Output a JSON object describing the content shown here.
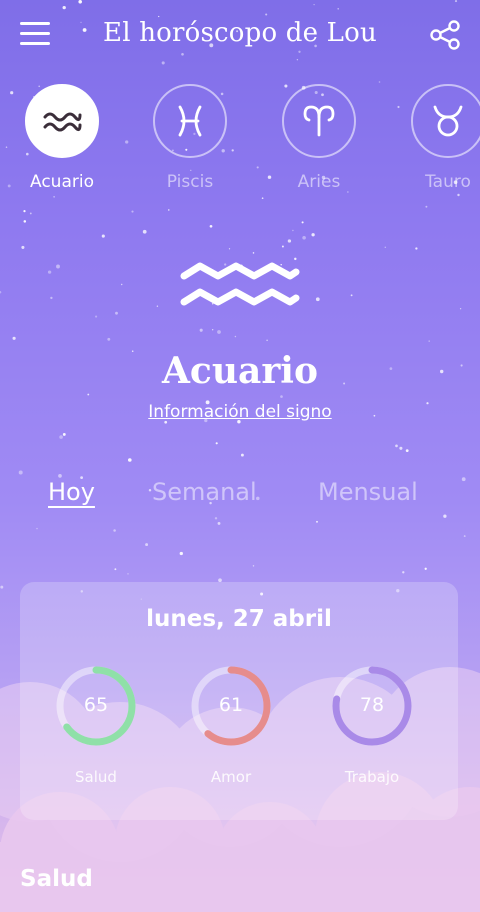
{
  "header": {
    "title": "El horóscopo de Lou",
    "menu_icon": "hamburger-menu-icon",
    "share_icon": "share-icon"
  },
  "signs": [
    {
      "label": "Acuario",
      "icon": "aquarius-icon",
      "active": true
    },
    {
      "label": "Piscis",
      "icon": "pisces-icon",
      "active": false
    },
    {
      "label": "Aries",
      "icon": "aries-icon",
      "active": false
    },
    {
      "label": "Tauro",
      "icon": "taurus-icon",
      "active": false
    }
  ],
  "hero": {
    "name": "Acuario",
    "info_link": "Información del signo",
    "icon": "aquarius-icon"
  },
  "tabs": [
    {
      "label": "Hoy",
      "active": true
    },
    {
      "label": "Semanal",
      "active": false
    },
    {
      "label": "Mensual",
      "active": false
    }
  ],
  "card": {
    "date": "lunes, 27 abril",
    "gauges": [
      {
        "label": "Salud",
        "value": 65,
        "color": "#8fe0a8"
      },
      {
        "label": "Amor",
        "value": 61,
        "color": "#e68c8c"
      },
      {
        "label": "Trabajo",
        "value": 78,
        "color": "#a98ae8"
      }
    ]
  },
  "section": {
    "title": "Salud"
  },
  "colors": {
    "accent_purple": "#8b74ef",
    "aquarius_glyph": "#3b2e3a"
  }
}
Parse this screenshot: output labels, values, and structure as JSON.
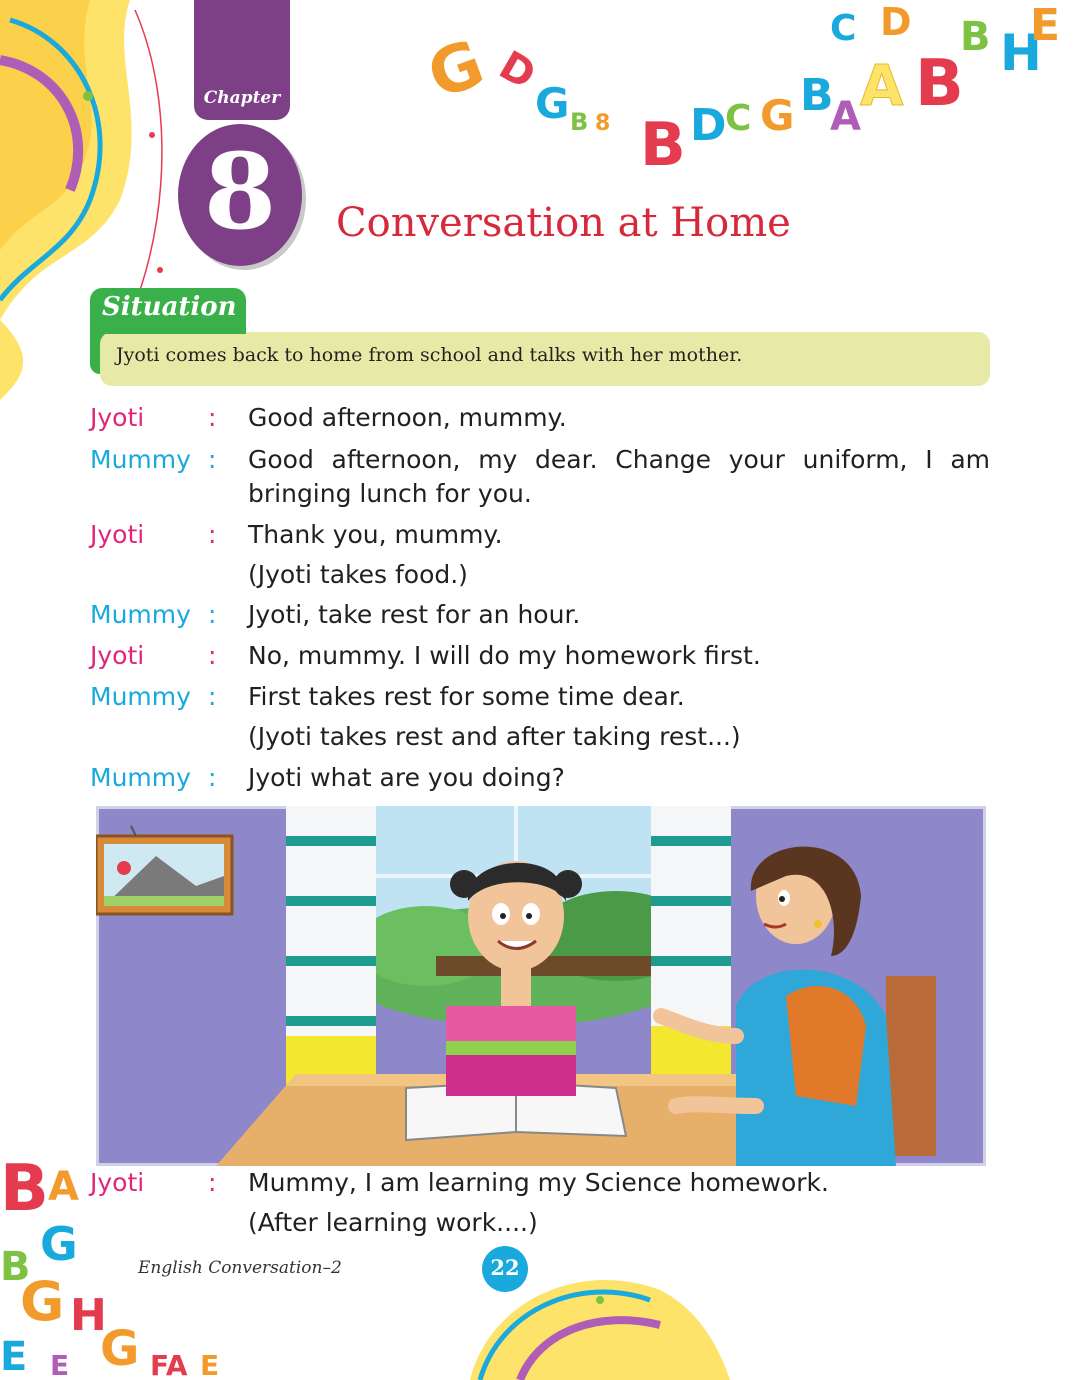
{
  "chapter": {
    "label": "Chapter",
    "number": "8"
  },
  "title": "Conversation at Home",
  "situation": {
    "label": "Situation",
    "text": "Jyoti comes back to home from school and talks with her mother."
  },
  "dialogue_top": [
    {
      "speaker": "Jyoti",
      "colon": ":",
      "line1": "Good afternoon, mummy."
    },
    {
      "speaker": "Mummy",
      "colon": ":",
      "line1": "Good afternoon, my dear. Change your uniform, I am",
      "line2": "bringing lunch for you."
    },
    {
      "speaker": "Jyoti",
      "colon": ":",
      "line1": "Thank you, mummy."
    },
    {
      "line1": "(Jyoti takes food.)"
    },
    {
      "speaker": "Mummy",
      "colon": ":",
      "line1": "Jyoti, take rest for an hour."
    },
    {
      "speaker": "Jyoti",
      "colon": ":",
      "line1": "No, mummy. I will do my homework first."
    },
    {
      "speaker": "Mummy",
      "colon": ":",
      "line1": "First takes rest for some time dear."
    },
    {
      "line1": "(Jyoti takes rest and after taking rest...)"
    },
    {
      "speaker": "Mummy",
      "colon": ":",
      "line1": "Jyoti what are you doing?"
    }
  ],
  "dialogue_bottom": [
    {
      "speaker": "Jyoti",
      "colon": ":",
      "line1": "Mummy, I am learning my Science homework."
    },
    {
      "line1": "(After learning work....)"
    }
  ],
  "footer": {
    "book": "English Conversation–2",
    "page": "22"
  },
  "colors": {
    "jyoti": "#e0267b",
    "mummy": "#1aa9dc",
    "title": "#d62a3c",
    "chapter": "#7d3f86",
    "situation": "#3ab04a",
    "situation_box": "#e7eaa6"
  },
  "illustration": {
    "description_icon": "mother-daughter-homework-illustration"
  }
}
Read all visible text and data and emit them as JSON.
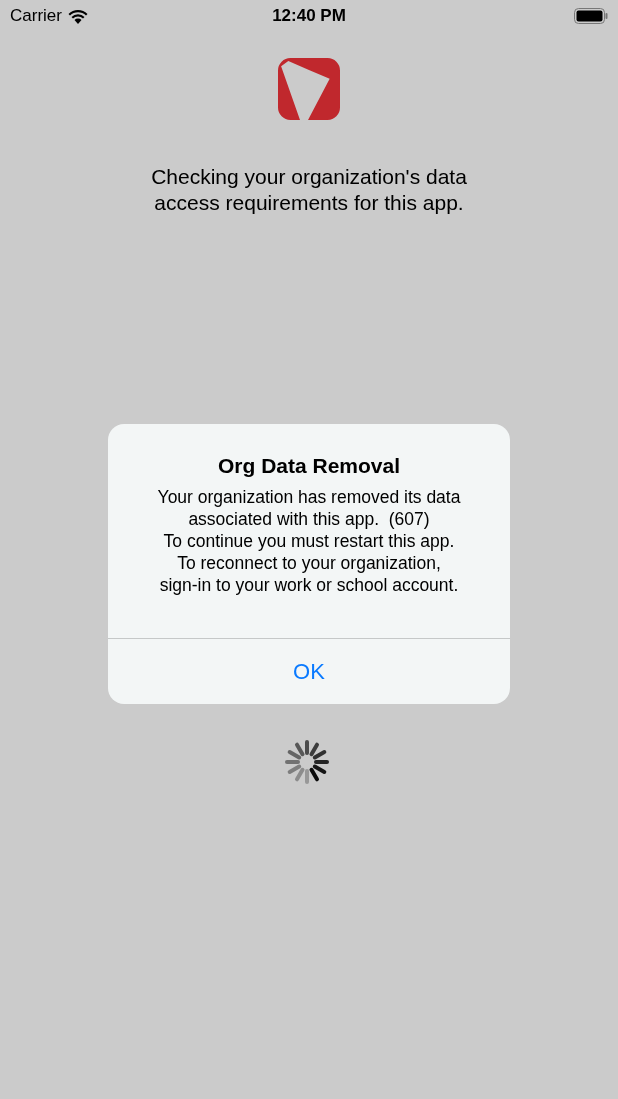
{
  "status_bar": {
    "carrier": "Carrier",
    "time": "12:40 PM"
  },
  "message": "Checking your organization's data access requirements for this app.",
  "alert": {
    "title": "Org Data Removal",
    "lines": [
      "Your organization has removed its data",
      "associated with this app.  (607)",
      "To continue you must restart this app.",
      "To reconnect to your organization,",
      "sign-in to your work or school account."
    ],
    "buttons": [
      "OK"
    ]
  }
}
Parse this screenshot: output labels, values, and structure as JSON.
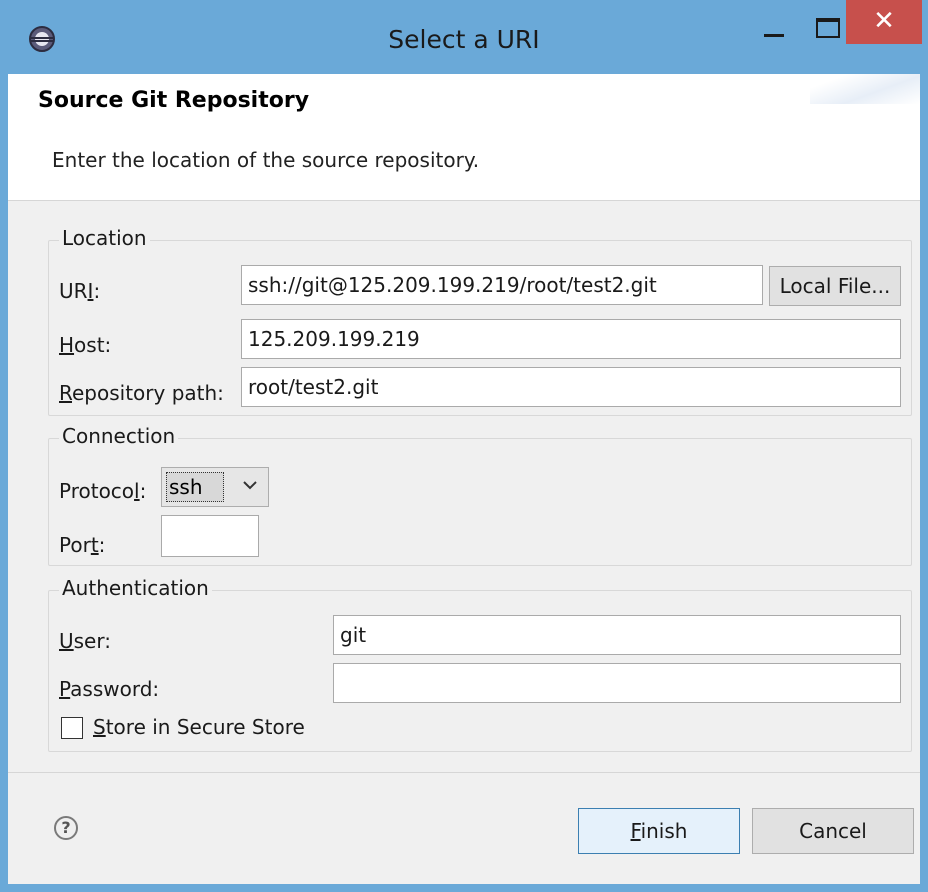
{
  "window": {
    "title": "Select a URI",
    "close_glyph": "✕"
  },
  "banner": {
    "title": "Source Git Repository",
    "description": "Enter the location of the source repository."
  },
  "location": {
    "group_label": "Location",
    "uri_label_pre": "UR",
    "uri_label_mn": "I",
    "uri_label_post": ":",
    "uri_value": "ssh://git@125.209.199.219/root/test2.git",
    "local_file_button": "Local File...",
    "host_label_mn": "H",
    "host_label_post": "ost:",
    "host_value": "125.209.199.219",
    "repo_label_mn": "R",
    "repo_label_post": "epository path:",
    "repo_value": "root/test2.git"
  },
  "connection": {
    "group_label": "Connection",
    "protocol_label_pre": "Protoco",
    "protocol_label_mn": "l",
    "protocol_label_post": ":",
    "protocol_value": "ssh",
    "port_label_pre": "Por",
    "port_label_mn": "t",
    "port_label_post": ":",
    "port_value": ""
  },
  "authentication": {
    "group_label": "Authentication",
    "user_label_mn": "U",
    "user_label_post": "ser:",
    "user_value": "git",
    "password_label_mn": "P",
    "password_label_post": "assword:",
    "password_value": "",
    "store_label_mn": "S",
    "store_label_post": "tore in Secure Store",
    "store_checked": false
  },
  "footer": {
    "help_glyph": "?",
    "finish_mn": "F",
    "finish_post": "inish",
    "cancel_label": "Cancel"
  },
  "colors": {
    "titlebar": "#6aa9d8",
    "close_button": "#c7504c",
    "dialog_bg": "#f0f0f0",
    "default_button_border": "#3c7fb1"
  },
  "icons": [
    "eclipse-app-icon",
    "minimize-icon",
    "maximize-icon",
    "close-icon",
    "chevron-down-icon",
    "help-icon"
  ]
}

################

§ **STATED EXERCISE**:
Transcribe the full listing above exactly as it stands, minus the pictures.

§ **RESULT OF THIS TASK**:
Output a JSON object describing the content shown here.
{
  "header": {
    "title": "El horóscopo de Lou",
    "menu_icon": "hamburger-menu-icon",
    "share_icon": "share-icon"
  },
  "signs": [
    {
      "label": "Acuario",
      "icon": "aquarius-icon",
      "active": true
    },
    {
      "label": "Piscis",
      "icon": "pisces-icon",
      "active": false
    },
    {
      "label": "Aries",
      "icon": "aries-icon",
      "active": false
    },
    {
      "label": "Tauro",
      "icon": "taurus-icon",
      "active": false
    }
  ],
  "hero": {
    "name": "Acuario",
    "info_link": "Información del signo",
    "icon": "aquarius-icon"
  },
  "tabs": [
    {
      "label": "Hoy",
      "active": true
    },
    {
      "label": "Semanal",
      "active": false
    },
    {
      "label": "Mensual",
      "active": false
    }
  ],
  "card": {
    "date": "lunes, 27 abril",
    "gauges": [
      {
        "label": "Salud",
        "value": 65,
        "color": "#8fe0a8"
      },
      {
        "label": "Amor",
        "value": 61,
        "color": "#e68c8c"
      },
      {
        "label": "Trabajo",
        "value": 78,
        "color": "#a98ae8"
      }
    ]
  },
  "section": {
    "title": "Salud"
  },
  "colors": {
    "accent_purple": "#8b74ef",
    "aquarius_glyph": "#3b2e3a"
  }
}
Parse this screenshot: output labels, values, and structure as JSON.
{
  "chapter": {
    "label": "Chapter",
    "number": "8"
  },
  "title": "Conversation at Home",
  "situation": {
    "label": "Situation",
    "text": "Jyoti comes back to home from school and talks with her mother."
  },
  "dialogue_top": [
    {
      "speaker": "Jyoti",
      "colon": ":",
      "line1": "Good afternoon, mummy."
    },
    {
      "speaker": "Mummy",
      "colon": ":",
      "line1": "Good afternoon, my dear. Change your uniform, I am",
      "line2": "bringing lunch for you."
    },
    {
      "speaker": "Jyoti",
      "colon": ":",
      "line1": "Thank you, mummy."
    },
    {
      "line1": "(Jyoti takes food.)"
    },
    {
      "speaker": "Mummy",
      "colon": ":",
      "line1": "Jyoti, take rest for an hour."
    },
    {
      "speaker": "Jyoti",
      "colon": ":",
      "line1": "No, mummy. I will do my homework first."
    },
    {
      "speaker": "Mummy",
      "colon": ":",
      "line1": "First takes rest for some time dear."
    },
    {
      "line1": "(Jyoti takes rest and after taking rest...)"
    },
    {
      "speaker": "Mummy",
      "colon": ":",
      "line1": "Jyoti what are you doing?"
    }
  ],
  "dialogue_bottom": [
    {
      "speaker": "Jyoti",
      "colon": ":",
      "line1": "Mummy, I am learning my Science homework."
    },
    {
      "line1": "(After learning work....)"
    }
  ],
  "footer": {
    "book": "English Conversation–2",
    "page": "22"
  },
  "colors": {
    "jyoti": "#e0267b",
    "mummy": "#1aa9dc",
    "title": "#d62a3c",
    "chapter": "#7d3f86",
    "situation": "#3ab04a",
    "situation_box": "#e7eaa6"
  },
  "illustration": {
    "description_icon": "mother-daughter-homework-illustration"
  }
}
Read all visible text and data and emit them as JSON.
{
  "status_bar": {
    "carrier": "Carrier",
    "time": "12:40 PM"
  },
  "message": "Checking your organization's data access requirements for this app.",
  "alert": {
    "title": "Org Data Removal",
    "lines": [
      "Your organization has removed its data",
      "associated with this app.  (607)",
      "To continue you must restart this app.",
      "To reconnect to your organization,",
      "sign-in to your work or school account."
    ],
    "buttons": [
      "OK"
    ]
  }
}
Parse this screenshot: output labels, values, and structure as JSON.
{
  "window": {
    "title": "Select a URI",
    "close_glyph": "✕"
  },
  "banner": {
    "title": "Source Git Repository",
    "description": "Enter the location of the source repository."
  },
  "location": {
    "group_label": "Location",
    "uri_label_pre": "UR",
    "uri_label_mn": "I",
    "uri_label_post": ":",
    "uri_value": "ssh://git@125.209.199.219/root/test2.git",
    "local_file_button": "Local File...",
    "host_label_mn": "H",
    "host_label_post": "ost:",
    "host_value": "125.209.199.219",
    "repo_label_mn": "R",
    "repo_label_post": "epository path:",
    "repo_value": "root/test2.git"
  },
  "connection": {
    "group_label": "Connection",
    "protocol_label_pre": "Protoco",
    "protocol_label_mn": "l",
    "protocol_label_post": ":",
    "protocol_value": "ssh",
    "port_label_pre": "Por",
    "port_label_mn": "t",
    "port_label_post": ":",
    "port_value": ""
  },
  "authentication": {
    "group_label": "Authentication",
    "user_label_mn": "U",
    "user_label_post": "ser:",
    "user_value": "git",
    "password_label_mn": "P",
    "password_label_post": "assword:",
    "password_value": "",
    "store_label_mn": "S",
    "store_label_post": "tore in Secure Store",
    "store_checked": false
  },
  "footer": {
    "help_glyph": "?",
    "finish_mn": "F",
    "finish_post": "inish",
    "cancel_label": "Cancel"
  },
  "colors": {
    "titlebar": "#6aa9d8",
    "close_button": "#c7504c",
    "dialog_bg": "#f0f0f0",
    "default_button_border": "#3c7fb1"
  },
  "icons": [
    "eclipse-app-icon",
    "minimize-icon",
    "maximize-icon",
    "close-icon",
    "chevron-down-icon",
    "help-icon"
  ]
}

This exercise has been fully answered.